What the exercise asks: Return all of the entries exactly, with nothing added or left out.

Extracted material:
-- begin --
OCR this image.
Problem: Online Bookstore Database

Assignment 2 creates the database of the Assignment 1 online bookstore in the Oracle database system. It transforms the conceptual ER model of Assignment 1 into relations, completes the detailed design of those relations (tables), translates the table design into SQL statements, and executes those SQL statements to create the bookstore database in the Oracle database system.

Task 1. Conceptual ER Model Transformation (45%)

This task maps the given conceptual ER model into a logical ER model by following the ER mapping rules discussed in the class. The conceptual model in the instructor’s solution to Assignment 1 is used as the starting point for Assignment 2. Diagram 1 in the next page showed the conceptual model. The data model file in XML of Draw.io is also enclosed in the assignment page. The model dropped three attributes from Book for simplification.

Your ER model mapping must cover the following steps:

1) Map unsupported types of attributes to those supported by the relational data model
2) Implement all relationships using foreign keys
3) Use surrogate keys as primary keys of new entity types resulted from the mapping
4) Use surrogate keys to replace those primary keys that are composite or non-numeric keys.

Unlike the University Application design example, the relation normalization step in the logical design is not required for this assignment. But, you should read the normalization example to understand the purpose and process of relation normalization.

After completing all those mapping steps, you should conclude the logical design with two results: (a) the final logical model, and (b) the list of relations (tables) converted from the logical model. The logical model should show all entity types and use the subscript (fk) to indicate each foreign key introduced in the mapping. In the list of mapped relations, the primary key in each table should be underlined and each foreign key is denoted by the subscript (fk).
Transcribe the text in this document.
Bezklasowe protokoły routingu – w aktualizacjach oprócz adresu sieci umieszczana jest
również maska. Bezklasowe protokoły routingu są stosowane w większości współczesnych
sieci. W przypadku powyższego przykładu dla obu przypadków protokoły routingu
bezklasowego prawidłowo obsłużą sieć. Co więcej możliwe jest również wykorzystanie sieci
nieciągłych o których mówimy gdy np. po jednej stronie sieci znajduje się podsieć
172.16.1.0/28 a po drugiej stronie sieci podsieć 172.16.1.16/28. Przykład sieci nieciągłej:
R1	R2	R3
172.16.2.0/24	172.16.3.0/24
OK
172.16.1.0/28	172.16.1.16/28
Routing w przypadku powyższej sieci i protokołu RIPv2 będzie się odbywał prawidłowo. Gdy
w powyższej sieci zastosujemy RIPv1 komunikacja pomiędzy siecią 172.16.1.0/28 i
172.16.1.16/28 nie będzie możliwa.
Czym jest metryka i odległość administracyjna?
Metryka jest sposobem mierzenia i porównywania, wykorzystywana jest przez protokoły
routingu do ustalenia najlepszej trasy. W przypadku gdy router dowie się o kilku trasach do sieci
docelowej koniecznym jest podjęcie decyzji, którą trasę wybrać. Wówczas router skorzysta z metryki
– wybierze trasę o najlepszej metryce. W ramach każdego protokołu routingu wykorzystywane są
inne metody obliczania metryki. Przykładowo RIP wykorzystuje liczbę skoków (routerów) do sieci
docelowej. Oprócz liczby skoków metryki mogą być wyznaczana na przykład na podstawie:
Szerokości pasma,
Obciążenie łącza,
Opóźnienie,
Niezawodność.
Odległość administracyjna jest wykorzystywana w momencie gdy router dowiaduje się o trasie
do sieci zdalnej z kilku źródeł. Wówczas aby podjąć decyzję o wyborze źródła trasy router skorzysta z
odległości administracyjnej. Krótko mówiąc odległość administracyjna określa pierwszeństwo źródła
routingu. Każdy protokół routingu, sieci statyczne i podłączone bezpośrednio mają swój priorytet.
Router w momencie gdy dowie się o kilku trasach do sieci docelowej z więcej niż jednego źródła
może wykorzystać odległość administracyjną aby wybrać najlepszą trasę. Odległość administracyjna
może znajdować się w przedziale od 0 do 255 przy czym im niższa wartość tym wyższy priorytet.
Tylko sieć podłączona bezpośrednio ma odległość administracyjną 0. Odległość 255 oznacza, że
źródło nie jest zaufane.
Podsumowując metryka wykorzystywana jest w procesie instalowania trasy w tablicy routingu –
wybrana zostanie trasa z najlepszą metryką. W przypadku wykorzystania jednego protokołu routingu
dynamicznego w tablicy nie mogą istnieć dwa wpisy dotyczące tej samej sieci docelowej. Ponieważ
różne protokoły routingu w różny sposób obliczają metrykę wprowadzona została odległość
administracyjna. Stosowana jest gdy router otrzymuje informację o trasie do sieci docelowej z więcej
-- end --
Solution for this exercise:
OCR this image.
Problem: Online Bookstore Database

Assignment 2 creates the database of the Assignment 1 online bookstore in the Oracle database system. It transforms the conceptual ER model of Assignment 1 into relations, completes the detailed design of those relations (tables), translates the table design into SQL statements, and executes those SQL statements to create the bookstore database in the Oracle database system.

Task 1. Conceptual ER Model Transformation (45%)

This task maps the given conceptual ER model into a logical ER model by following the ER mapping rules discussed in the class. The conceptual model in the instructor’s solution to Assignment 1 is used as the starting point for Assignment 2. Diagram 1 in the next page showed the conceptual model. The data model file in XML of Draw.io is also enclosed in the assignment page. The model dropped three attributes from Book for simplification.

Your ER model mapping must cover the following steps:

1) Map unsupported types of attributes to those supported by the relational data model
2) Implement all relationships using foreign keys
3) Use surrogate keys as primary keys of new entity types resulted from the mapping
4) Use surrogate keys to replace those primary keys that are composite or non-numeric keys.

Unlike the University Application design example, the relation normalization step in the logical design is not required for this assignment. But, you should read the normalization example to understand the purpose and process of relation normalization.

After completing all those mapping steps, you should conclude the logical design with two results: (a) the final logical model, and (b) the list of relations (tables) converted from the logical model. The logical model should show all entity types and use the subscript (fk) to indicate each foreign key introduced in the mapping. In the list of mapped relations, the primary key in each table should be underlined and each foreign key is denoted by the subscript (fk).
Transcribe the text in this document.
Bezklasowe protokoły routingu – w aktualizacjach oprócz adresu sieci umieszczana jest
również maska. Bezklasowe protokoły routingu są stosowane w większości współczesnych
sieci. W przypadku powyższego przykładu dla obu przypadków protokoły routingu
bezklasowego prawidłowo obsłużą sieć. Co więcej możliwe jest również wykorzystanie sieci
nieciągłych o których mówimy gdy np. po jednej stronie sieci znajduje się podsieć
172.16.1.0/28 a po drugiej stronie sieci podsieć 172.16.1.16/28. Przykład sieci nieciągłej:
R1	R2	R3
172.16.2.0/24	172.16.3.0/24
OK
172.16.1.0/28	172.16.1.16/28
Routing w przypadku powyższej sieci i protokołu RIPv2 będzie się odbywał prawidłowo. Gdy
w powyższej sieci zastosujemy RIPv1 komunikacja pomiędzy siecią 172.16.1.0/28 i
172.16.1.16/28 nie będzie możliwa.
Czym jest metryka i odległość administracyjna?
Metryka jest sposobem mierzenia i porównywania, wykorzystywana jest przez protokoły
routingu do ustalenia najlepszej trasy. W przypadku gdy router dowie się o kilku trasach do sieci
docelowej koniecznym jest podjęcie decyzji, którą trasę wybrać. Wówczas router skorzysta z metryki
– wybierze trasę o najlepszej metryce. W ramach każdego protokołu routingu wykorzystywane są
inne metody obliczania metryki. Przykładowo RIP wykorzystuje liczbę skoków (routerów) do sieci
docelowej. Oprócz liczby skoków metryki mogą być wyznaczana na przykład na podstawie:
Szerokości pasma,
Obciążenie łącza,
Opóźnienie,
Niezawodność.
Odległość administracyjna jest wykorzystywana w momencie gdy router dowiaduje się o trasie
do sieci zdalnej z kilku źródeł. Wówczas aby podjąć decyzję o wyborze źródła trasy router skorzysta z
odległości administracyjnej. Krótko mówiąc odległość administracyjna określa pierwszeństwo źródła
routingu. Każdy protokół routingu, sieci statyczne i podłączone bezpośrednio mają swój priorytet.
Router w momencie gdy dowie się o kilku trasach do sieci docelowej z więcej niż jednego źródła
może wykorzystać odległość administracyjną aby wybrać najlepszą trasę. Odległość administracyjna
może znajdować się w przedziale od 0 do 255 przy czym im niższa wartość tym wyższy priorytet.
Tylko sieć podłączona bezpośrednio ma odległość administracyjną 0. Odległość 255 oznacza, że
źródło nie jest zaufane.
Podsumowując metryka wykorzystywana jest w procesie instalowania trasy w tablicy routingu –
wybrana zostanie trasa z najlepszą metryką. W przypadku wykorzystania jednego protokołu routingu
dynamicznego w tablicy nie mogą istnieć dwa wpisy dotyczące tej samej sieci docelowej. Ponieważ
różne protokoły routingu w różny sposób obliczają metrykę wprowadzona została odległość
administracyjna. Stosowana jest gdy router otrzymuje informację o trasie do sieci docelowej z więcej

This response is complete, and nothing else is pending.